> INSTRUCTIONS FOR THE TASK
Leaving out the pictures, retype all the material exactly.

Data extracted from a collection
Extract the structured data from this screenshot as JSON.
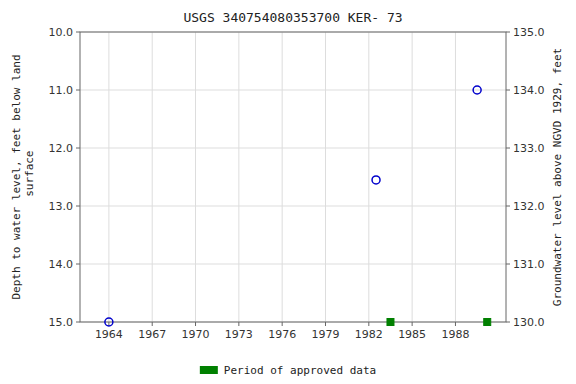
{
  "chart_data": {
    "type": "scatter",
    "title": "USGS 340754080353700 KER-  73",
    "y_label": "Depth to water level, feet below land\n surface",
    "y2_label": "Groundwater level above NGVD 1929, feet",
    "xlim": [
      1962.0,
      1991.5
    ],
    "xticks": [
      1964,
      1967,
      1970,
      1973,
      1976,
      1979,
      1982,
      1985,
      1988
    ],
    "ylim": [
      15.0,
      10.0
    ],
    "yticks": [
      {
        "value": 10.0,
        "label": "10.0"
      },
      {
        "value": 11.0,
        "label": "11.0"
      },
      {
        "value": 12.0,
        "label": "12.0"
      },
      {
        "value": 13.0,
        "label": "13.0"
      },
      {
        "value": 14.0,
        "label": "14.0"
      },
      {
        "value": 15.0,
        "label": "15.0"
      }
    ],
    "y2lim": [
      130.0,
      135.0
    ],
    "y2ticks": [
      {
        "value": 135.0,
        "label": "135.0"
      },
      {
        "value": 134.0,
        "label": "134.0"
      },
      {
        "value": 133.0,
        "label": "133.0"
      },
      {
        "value": 132.0,
        "label": "132.0"
      },
      {
        "value": 131.0,
        "label": "131.0"
      },
      {
        "value": 130.0,
        "label": "130.0"
      }
    ],
    "grid": true,
    "legend": "bottom",
    "series": [
      {
        "x": [
          1964.0,
          1982.5,
          1989.5
        ],
        "values": [
          15.0,
          12.55,
          11.0
        ],
        "color": "#0000cc",
        "marker": "circle"
      },
      {
        "name": "Period of approved data",
        "x": [
          1983.5,
          1990.2
        ],
        "values": [
          15.0,
          15.0
        ],
        "color": "#008000",
        "marker": "square"
      }
    ]
  }
}
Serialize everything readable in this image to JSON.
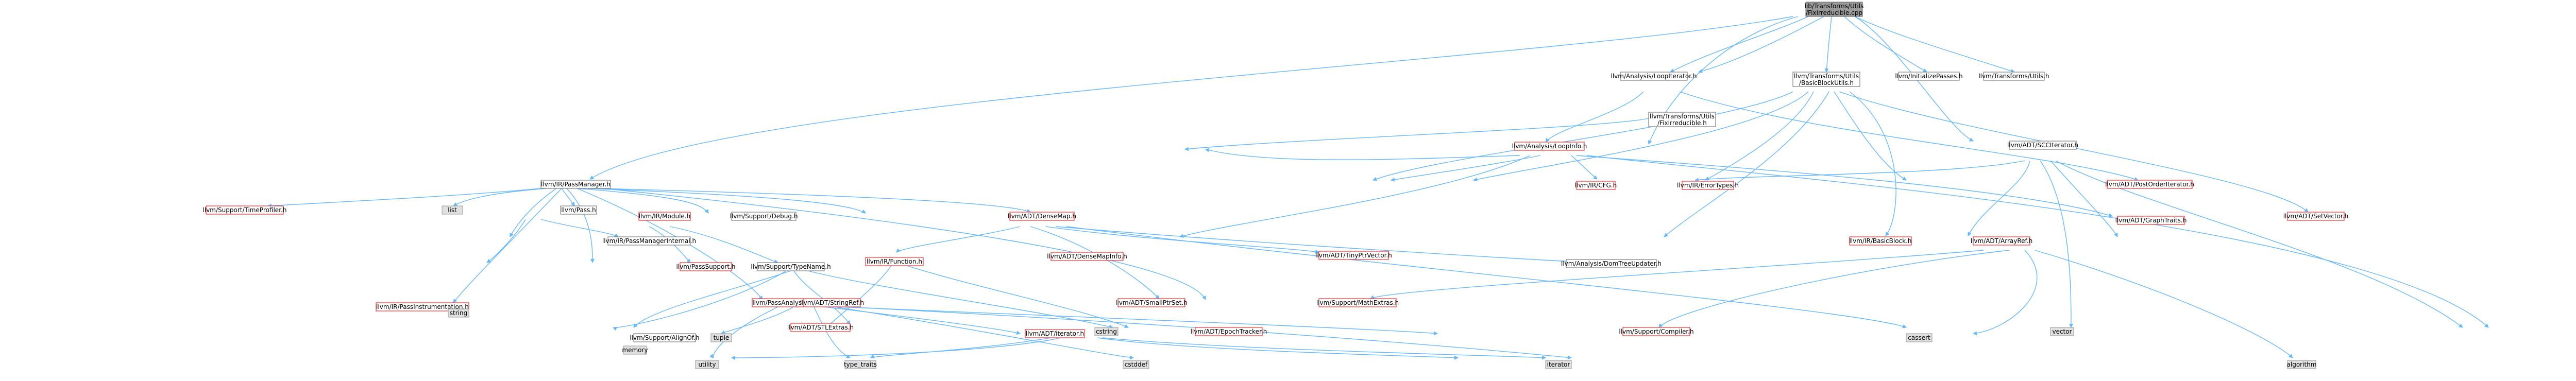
{
  "root": {
    "line1": "lib/Transforms/Utils",
    "line2": "/FixIrreducible.cpp"
  },
  "nodes": {
    "LoopIterator": [
      "llvm/Analysis/LoopIterator.h"
    ],
    "BasicBlockUtils": [
      "llvm/Transforms/Utils",
      "/BasicBlockUtils.h"
    ],
    "InitializePasses": [
      "llvm/InitializePasses.h"
    ],
    "TransformsUtils": [
      "llvm/Transforms/Utils.h"
    ],
    "FixIrreducibleH": [
      "llvm/Transforms/Utils",
      "/FixIrreducible.h"
    ],
    "LoopInfo": [
      "llvm/Analysis/LoopInfo.h"
    ],
    "SCCIterator": [
      "llvm/ADT/SCCIterator.h"
    ],
    "PassManager": [
      "llvm/IR/PassManager.h"
    ],
    "CFG": [
      "llvm/IR/CFG.h"
    ],
    "PostOrderIterator": [
      "llvm/ADT/PostOrderIterator.h"
    ],
    "ErrorTypes": [
      "llvm/IR/ErrorTypes.h"
    ],
    "TimeProfiler": [
      "llvm/Support/TimeProfiler.h"
    ],
    "list": [
      "list"
    ],
    "PassH": [
      "llvm/Pass.h"
    ],
    "Module": [
      "llvm/IR/Module.h"
    ],
    "Debug": [
      "llvm/Support/Debug.h"
    ],
    "DenseMap": [
      "llvm/ADT/DenseMap.h"
    ],
    "GraphTraits": [
      "llvm/ADT/GraphTraits.h"
    ],
    "SetVector": [
      "llvm/ADT/SetVector.h"
    ],
    "PassManagerInternal": [
      "llvm/IR/PassManagerInternal.h"
    ],
    "PassSupport": [
      "llvm/PassSupport.h"
    ],
    "TypeName": [
      "llvm/Support/TypeName.h"
    ],
    "Function": [
      "llvm/IR/Function.h"
    ],
    "DenseMapInfo": [
      "llvm/ADT/DenseMapInfo.h"
    ],
    "TinyPtrVector": [
      "llvm/ADT/TinyPtrVector.h"
    ],
    "DomTreeUpdater": [
      "llvm/Analysis/DomTreeUpdater.h"
    ],
    "PassAnalysisSupport": [
      "llvm/PassAnalysisSupport.h"
    ],
    "StringRef": [
      "llvm/ADT/StringRef.h"
    ],
    "SmallPtrSet": [
      "llvm/ADT/SmallPtrSet.h"
    ],
    "MathExtras": [
      "llvm/Support/MathExtras.h"
    ],
    "BasicBlock": [
      "llvm/IR/BasicBlock.h"
    ],
    "ArrayRef": [
      "llvm/ADT/ArrayRef.h"
    ],
    "PassInstrumentation": [
      "llvm/IR/PassInstrumentation.h"
    ],
    "string": [
      "string"
    ],
    "STLExtras": [
      "llvm/ADT/STLExtras.h"
    ],
    "cstring": [
      "cstring"
    ],
    "EpochTracker": [
      "llvm/ADT/EpochTracker.h"
    ],
    "Compiler": [
      "llvm/Support/Compiler.h"
    ],
    "vector": [
      "vector"
    ],
    "AlignOf": [
      "llvm/Support/AlignOf.h"
    ],
    "tuple": [
      "tuple"
    ],
    "memory": [
      "memory"
    ],
    "iteratorH": [
      "llvm/ADT/iterator.h"
    ],
    "cassert": [
      "cassert"
    ],
    "utility": [
      "utility"
    ],
    "type_traits": [
      "type_traits"
    ],
    "cstddef": [
      "cstddef"
    ],
    "iterator": [
      "iterator"
    ],
    "algorithm": [
      "algorithm"
    ]
  }
}
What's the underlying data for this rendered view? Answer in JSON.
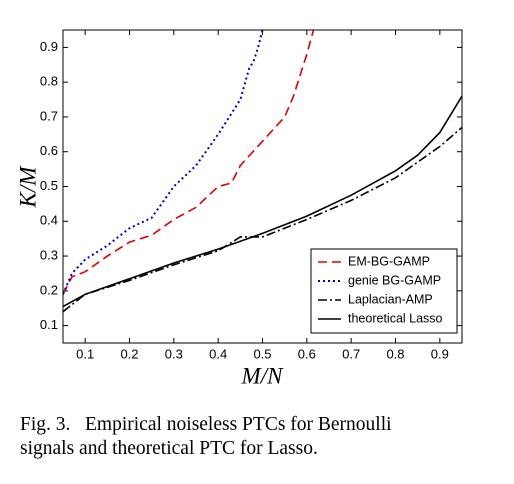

> WRITTEN REPLY
Extract the structured data from this screenshot as JSON.
{
  "chart_data": {
    "type": "scatter",
    "title": "USGS 340754080353700 KER-  73",
    "y_label": "Depth to water level, feet below land\n surface",
    "y2_label": "Groundwater level above NGVD 1929, feet",
    "xlim": [
      1962.0,
      1991.5
    ],
    "xticks": [
      1964,
      1967,
      1970,
      1973,
      1976,
      1979,
      1982,
      1985,
      1988
    ],
    "ylim": [
      15.0,
      10.0
    ],
    "yticks": [
      {
        "value": 10.0,
        "label": "10.0"
      },
      {
        "value": 11.0,
        "label": "11.0"
      },
      {
        "value": 12.0,
        "label": "12.0"
      },
      {
        "value": 13.0,
        "label": "13.0"
      },
      {
        "value": 14.0,
        "label": "14.0"
      },
      {
        "value": 15.0,
        "label": "15.0"
      }
    ],
    "y2lim": [
      130.0,
      135.0
    ],
    "y2ticks": [
      {
        "value": 135.0,
        "label": "135.0"
      },
      {
        "value": 134.0,
        "label": "134.0"
      },
      {
        "value": 133.0,
        "label": "133.0"
      },
      {
        "value": 132.0,
        "label": "132.0"
      },
      {
        "value": 131.0,
        "label": "131.0"
      },
      {
        "value": 130.0,
        "label": "130.0"
      }
    ],
    "grid": true,
    "legend": "bottom",
    "series": [
      {
        "x": [
          1964.0,
          1982.5,
          1989.5
        ],
        "values": [
          15.0,
          12.55,
          11.0
        ],
        "color": "#0000cc",
        "marker": "circle"
      },
      {
        "name": "Period of approved data",
        "x": [
          1983.5,
          1990.2
        ],
        "values": [
          15.0,
          15.0
        ],
        "color": "#008000",
        "marker": "square"
      }
    ]
  }
}
Serialize everything readable in this image to JSON.
{
  "root": {
    "line1": "lib/Transforms/Utils",
    "line2": "/FixIrreducible.cpp"
  },
  "nodes": {
    "LoopIterator": [
      "llvm/Analysis/LoopIterator.h"
    ],
    "BasicBlockUtils": [
      "llvm/Transforms/Utils",
      "/BasicBlockUtils.h"
    ],
    "InitializePasses": [
      "llvm/InitializePasses.h"
    ],
    "TransformsUtils": [
      "llvm/Transforms/Utils.h"
    ],
    "FixIrreducibleH": [
      "llvm/Transforms/Utils",
      "/FixIrreducible.h"
    ],
    "LoopInfo": [
      "llvm/Analysis/LoopInfo.h"
    ],
    "SCCIterator": [
      "llvm/ADT/SCCIterator.h"
    ],
    "PassManager": [
      "llvm/IR/PassManager.h"
    ],
    "CFG": [
      "llvm/IR/CFG.h"
    ],
    "PostOrderIterator": [
      "llvm/ADT/PostOrderIterator.h"
    ],
    "ErrorTypes": [
      "llvm/IR/ErrorTypes.h"
    ],
    "TimeProfiler": [
      "llvm/Support/TimeProfiler.h"
    ],
    "list": [
      "list"
    ],
    "PassH": [
      "llvm/Pass.h"
    ],
    "Module": [
      "llvm/IR/Module.h"
    ],
    "Debug": [
      "llvm/Support/Debug.h"
    ],
    "DenseMap": [
      "llvm/ADT/DenseMap.h"
    ],
    "GraphTraits": [
      "llvm/ADT/GraphTraits.h"
    ],
    "SetVector": [
      "llvm/ADT/SetVector.h"
    ],
    "PassManagerInternal": [
      "llvm/IR/PassManagerInternal.h"
    ],
    "PassSupport": [
      "llvm/PassSupport.h"
    ],
    "TypeName": [
      "llvm/Support/TypeName.h"
    ],
    "Function": [
      "llvm/IR/Function.h"
    ],
    "DenseMapInfo": [
      "llvm/ADT/DenseMapInfo.h"
    ],
    "TinyPtrVector": [
      "llvm/ADT/TinyPtrVector.h"
    ],
    "DomTreeUpdater": [
      "llvm/Analysis/DomTreeUpdater.h"
    ],
    "PassAnalysisSupport": [
      "llvm/PassAnalysisSupport.h"
    ],
    "StringRef": [
      "llvm/ADT/StringRef.h"
    ],
    "SmallPtrSet": [
      "llvm/ADT/SmallPtrSet.h"
    ],
    "MathExtras": [
      "llvm/Support/MathExtras.h"
    ],
    "BasicBlock": [
      "llvm/IR/BasicBlock.h"
    ],
    "ArrayRef": [
      "llvm/ADT/ArrayRef.h"
    ],
    "PassInstrumentation": [
      "llvm/IR/PassInstrumentation.h"
    ],
    "string": [
      "string"
    ],
    "STLExtras": [
      "llvm/ADT/STLExtras.h"
    ],
    "cstring": [
      "cstring"
    ],
    "EpochTracker": [
      "llvm/ADT/EpochTracker.h"
    ],
    "Compiler": [
      "llvm/Support/Compiler.h"
    ],
    "vector": [
      "vector"
    ],
    "AlignOf": [
      "llvm/Support/AlignOf.h"
    ],
    "tuple": [
      "tuple"
    ],
    "memory": [
      "memory"
    ],
    "iteratorH": [
      "llvm/ADT/iterator.h"
    ],
    "cassert": [
      "cassert"
    ],
    "utility": [
      "utility"
    ],
    "type_traits": [
      "type_traits"
    ],
    "cstddef": [
      "cstddef"
    ],
    "iterator": [
      "iterator"
    ],
    "algorithm": [
      "algorithm"
    ]
  }
}
What's the underlying data for this rendered view? Answer in JSON.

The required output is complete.